Stored data:
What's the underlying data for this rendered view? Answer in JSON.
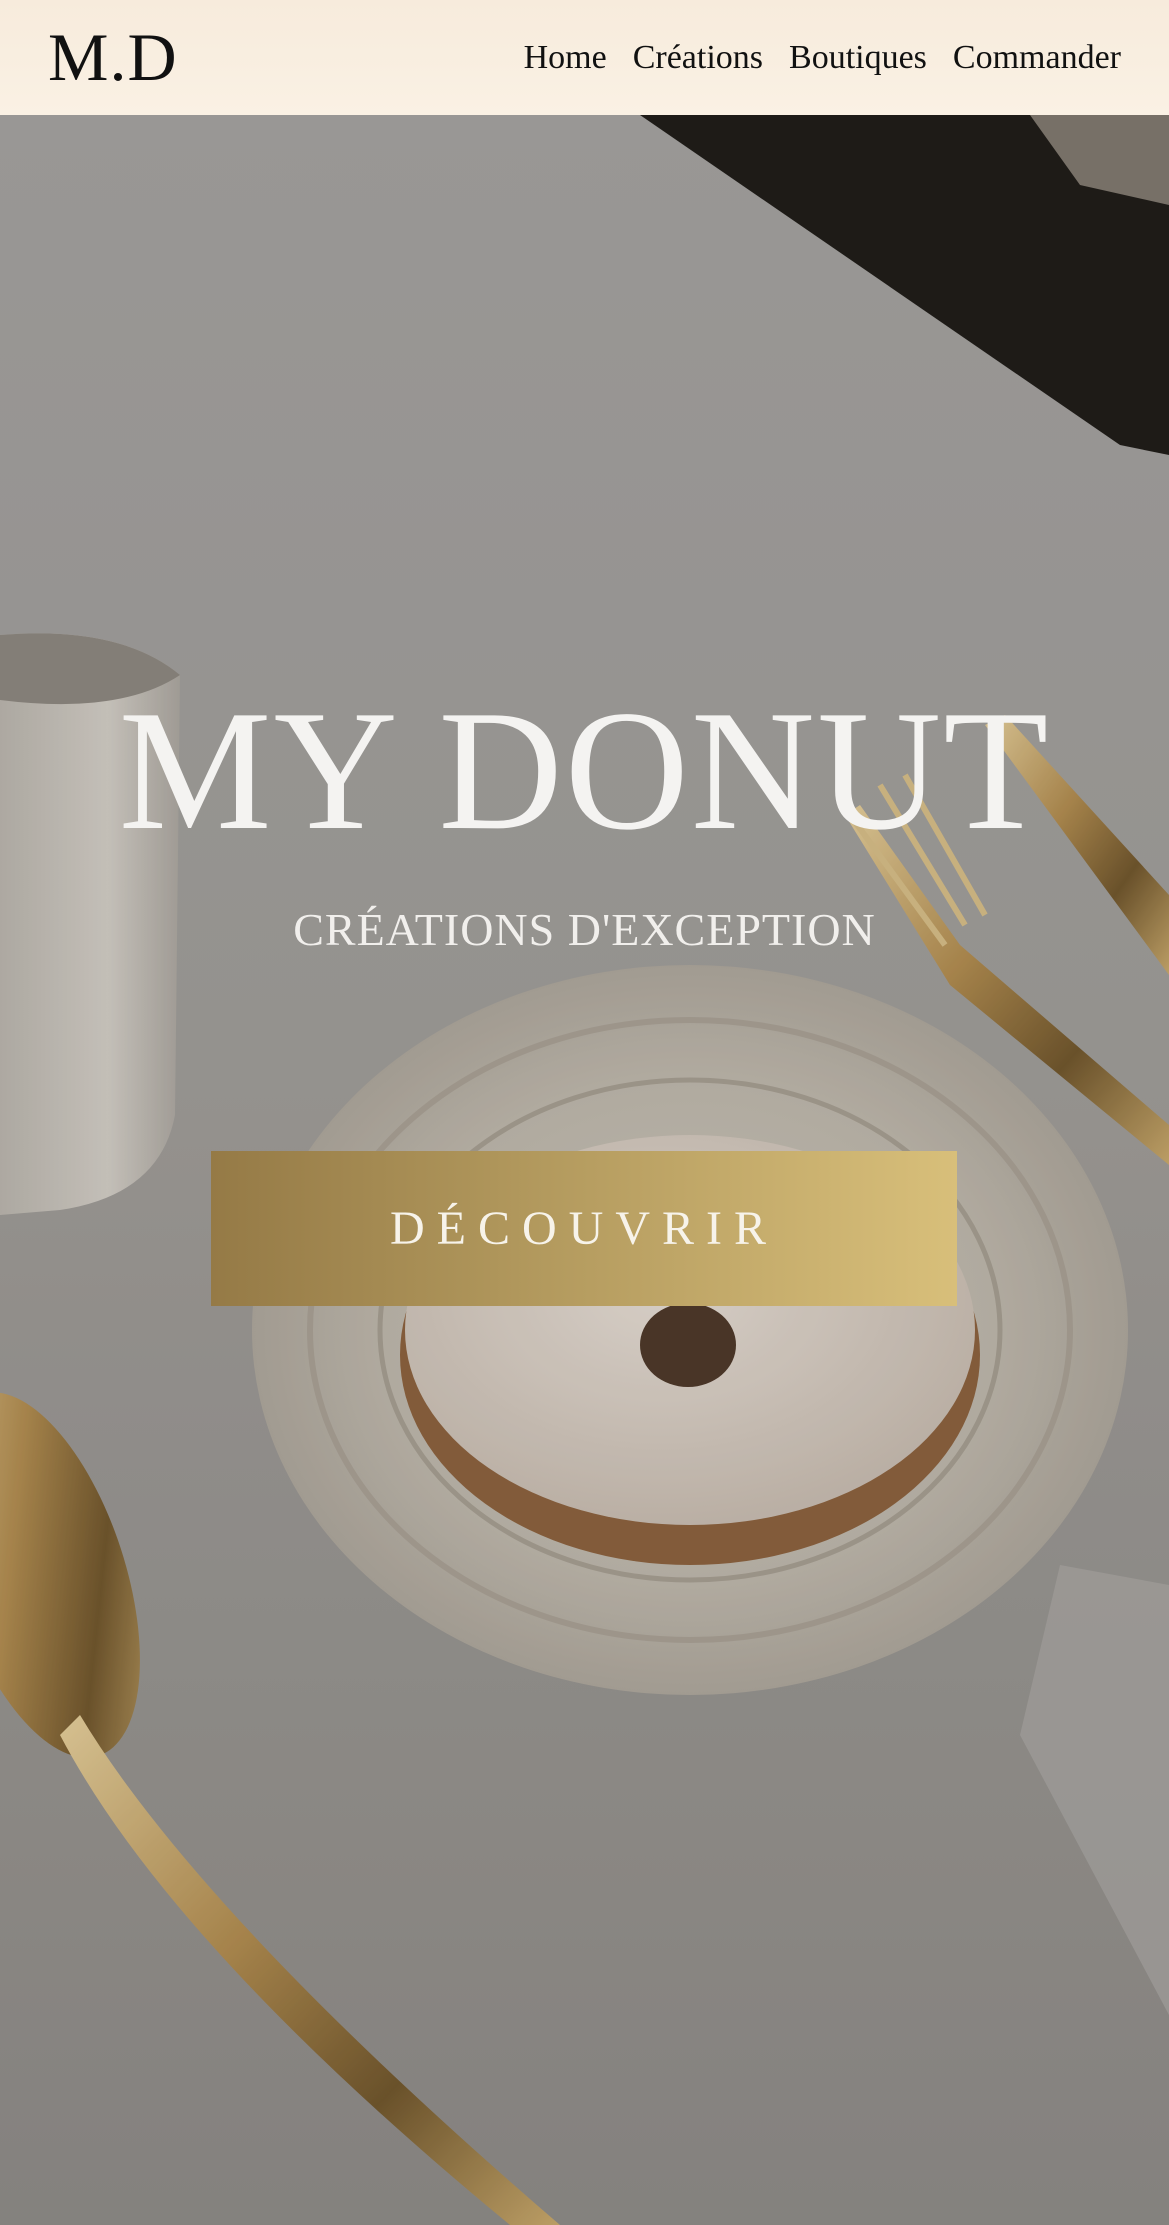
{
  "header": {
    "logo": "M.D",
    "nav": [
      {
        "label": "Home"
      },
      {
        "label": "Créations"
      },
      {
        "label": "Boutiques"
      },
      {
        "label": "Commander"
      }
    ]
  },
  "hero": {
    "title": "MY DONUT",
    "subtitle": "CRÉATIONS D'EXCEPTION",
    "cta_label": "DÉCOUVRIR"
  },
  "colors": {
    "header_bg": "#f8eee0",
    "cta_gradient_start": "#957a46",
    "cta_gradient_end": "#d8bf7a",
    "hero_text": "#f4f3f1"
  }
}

SET PROBLEM: Transcribe all entries above exactly. Drop the pictures.

OUTPUT:
What's the underlying data for this rendered view? Answer in JSON.
{
  "header": {
    "logo": "M.D",
    "nav": [
      {
        "label": "Home"
      },
      {
        "label": "Créations"
      },
      {
        "label": "Boutiques"
      },
      {
        "label": "Commander"
      }
    ]
  },
  "hero": {
    "title": "MY DONUT",
    "subtitle": "CRÉATIONS D'EXCEPTION",
    "cta_label": "DÉCOUVRIR"
  },
  "colors": {
    "header_bg": "#f8eee0",
    "cta_gradient_start": "#957a46",
    "cta_gradient_end": "#d8bf7a",
    "hero_text": "#f4f3f1"
  }
}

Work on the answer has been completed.